Given instruction:
Lines that include the word "xlabel" are the ones to copy.

(Rows from a figure dataset)
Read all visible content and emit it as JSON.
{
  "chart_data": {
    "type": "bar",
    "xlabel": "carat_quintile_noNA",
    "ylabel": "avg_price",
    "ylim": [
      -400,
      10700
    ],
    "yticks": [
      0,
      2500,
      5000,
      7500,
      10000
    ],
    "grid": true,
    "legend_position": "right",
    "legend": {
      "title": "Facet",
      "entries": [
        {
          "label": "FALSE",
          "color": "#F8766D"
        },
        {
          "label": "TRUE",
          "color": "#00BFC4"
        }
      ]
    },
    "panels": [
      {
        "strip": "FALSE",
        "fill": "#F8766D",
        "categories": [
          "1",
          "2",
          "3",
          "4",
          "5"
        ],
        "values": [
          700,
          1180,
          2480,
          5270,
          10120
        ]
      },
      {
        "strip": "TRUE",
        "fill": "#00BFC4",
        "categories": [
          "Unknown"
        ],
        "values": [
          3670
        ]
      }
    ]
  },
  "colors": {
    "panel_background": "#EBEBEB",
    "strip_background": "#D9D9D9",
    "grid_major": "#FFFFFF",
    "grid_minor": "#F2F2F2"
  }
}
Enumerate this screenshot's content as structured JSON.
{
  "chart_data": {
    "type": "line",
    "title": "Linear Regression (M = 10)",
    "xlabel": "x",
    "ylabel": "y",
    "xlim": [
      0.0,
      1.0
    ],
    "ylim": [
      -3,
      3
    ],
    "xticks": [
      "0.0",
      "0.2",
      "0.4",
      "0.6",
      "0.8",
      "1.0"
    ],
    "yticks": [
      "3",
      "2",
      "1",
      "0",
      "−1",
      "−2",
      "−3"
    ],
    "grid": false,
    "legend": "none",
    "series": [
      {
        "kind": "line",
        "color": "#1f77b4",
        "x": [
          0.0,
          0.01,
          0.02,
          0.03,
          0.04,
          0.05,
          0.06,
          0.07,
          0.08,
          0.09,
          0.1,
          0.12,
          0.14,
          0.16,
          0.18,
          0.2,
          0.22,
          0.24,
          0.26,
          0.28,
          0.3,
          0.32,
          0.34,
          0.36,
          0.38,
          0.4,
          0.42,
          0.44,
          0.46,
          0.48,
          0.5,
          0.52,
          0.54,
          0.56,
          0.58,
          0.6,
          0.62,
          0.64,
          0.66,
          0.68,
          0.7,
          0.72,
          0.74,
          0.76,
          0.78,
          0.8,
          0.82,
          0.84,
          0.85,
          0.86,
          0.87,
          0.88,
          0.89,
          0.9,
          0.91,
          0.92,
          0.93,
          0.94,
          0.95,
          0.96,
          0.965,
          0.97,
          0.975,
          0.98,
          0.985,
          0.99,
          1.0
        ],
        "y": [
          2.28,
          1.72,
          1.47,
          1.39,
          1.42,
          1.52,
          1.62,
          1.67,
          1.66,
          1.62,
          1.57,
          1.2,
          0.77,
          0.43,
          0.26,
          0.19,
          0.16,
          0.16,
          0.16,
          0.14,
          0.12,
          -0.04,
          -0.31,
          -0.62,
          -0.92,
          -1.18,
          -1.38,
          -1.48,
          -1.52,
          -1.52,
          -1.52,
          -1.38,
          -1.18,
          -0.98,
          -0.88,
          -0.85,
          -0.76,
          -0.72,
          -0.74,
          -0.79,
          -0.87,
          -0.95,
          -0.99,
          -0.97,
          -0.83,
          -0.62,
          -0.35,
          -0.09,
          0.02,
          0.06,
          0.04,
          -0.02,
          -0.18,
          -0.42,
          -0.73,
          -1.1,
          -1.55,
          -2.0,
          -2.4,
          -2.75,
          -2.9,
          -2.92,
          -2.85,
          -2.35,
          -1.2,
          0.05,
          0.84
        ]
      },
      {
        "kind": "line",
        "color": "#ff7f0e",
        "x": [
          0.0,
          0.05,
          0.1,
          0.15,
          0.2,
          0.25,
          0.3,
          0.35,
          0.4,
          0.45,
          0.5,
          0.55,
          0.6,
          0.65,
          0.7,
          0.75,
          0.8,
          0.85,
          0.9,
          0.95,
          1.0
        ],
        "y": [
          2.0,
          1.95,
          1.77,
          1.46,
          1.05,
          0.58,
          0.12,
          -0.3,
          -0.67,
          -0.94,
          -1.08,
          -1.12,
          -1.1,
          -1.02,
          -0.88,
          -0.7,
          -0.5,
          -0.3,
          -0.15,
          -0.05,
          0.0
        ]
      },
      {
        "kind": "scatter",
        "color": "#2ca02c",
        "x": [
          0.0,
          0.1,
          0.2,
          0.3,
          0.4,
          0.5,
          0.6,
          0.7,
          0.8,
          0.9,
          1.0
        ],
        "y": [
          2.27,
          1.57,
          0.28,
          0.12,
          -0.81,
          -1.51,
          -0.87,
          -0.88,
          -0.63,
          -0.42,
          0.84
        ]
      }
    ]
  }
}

Exercise solution:
    "xlabel": "carat_quintile_noNA",
    "xlabel": "x",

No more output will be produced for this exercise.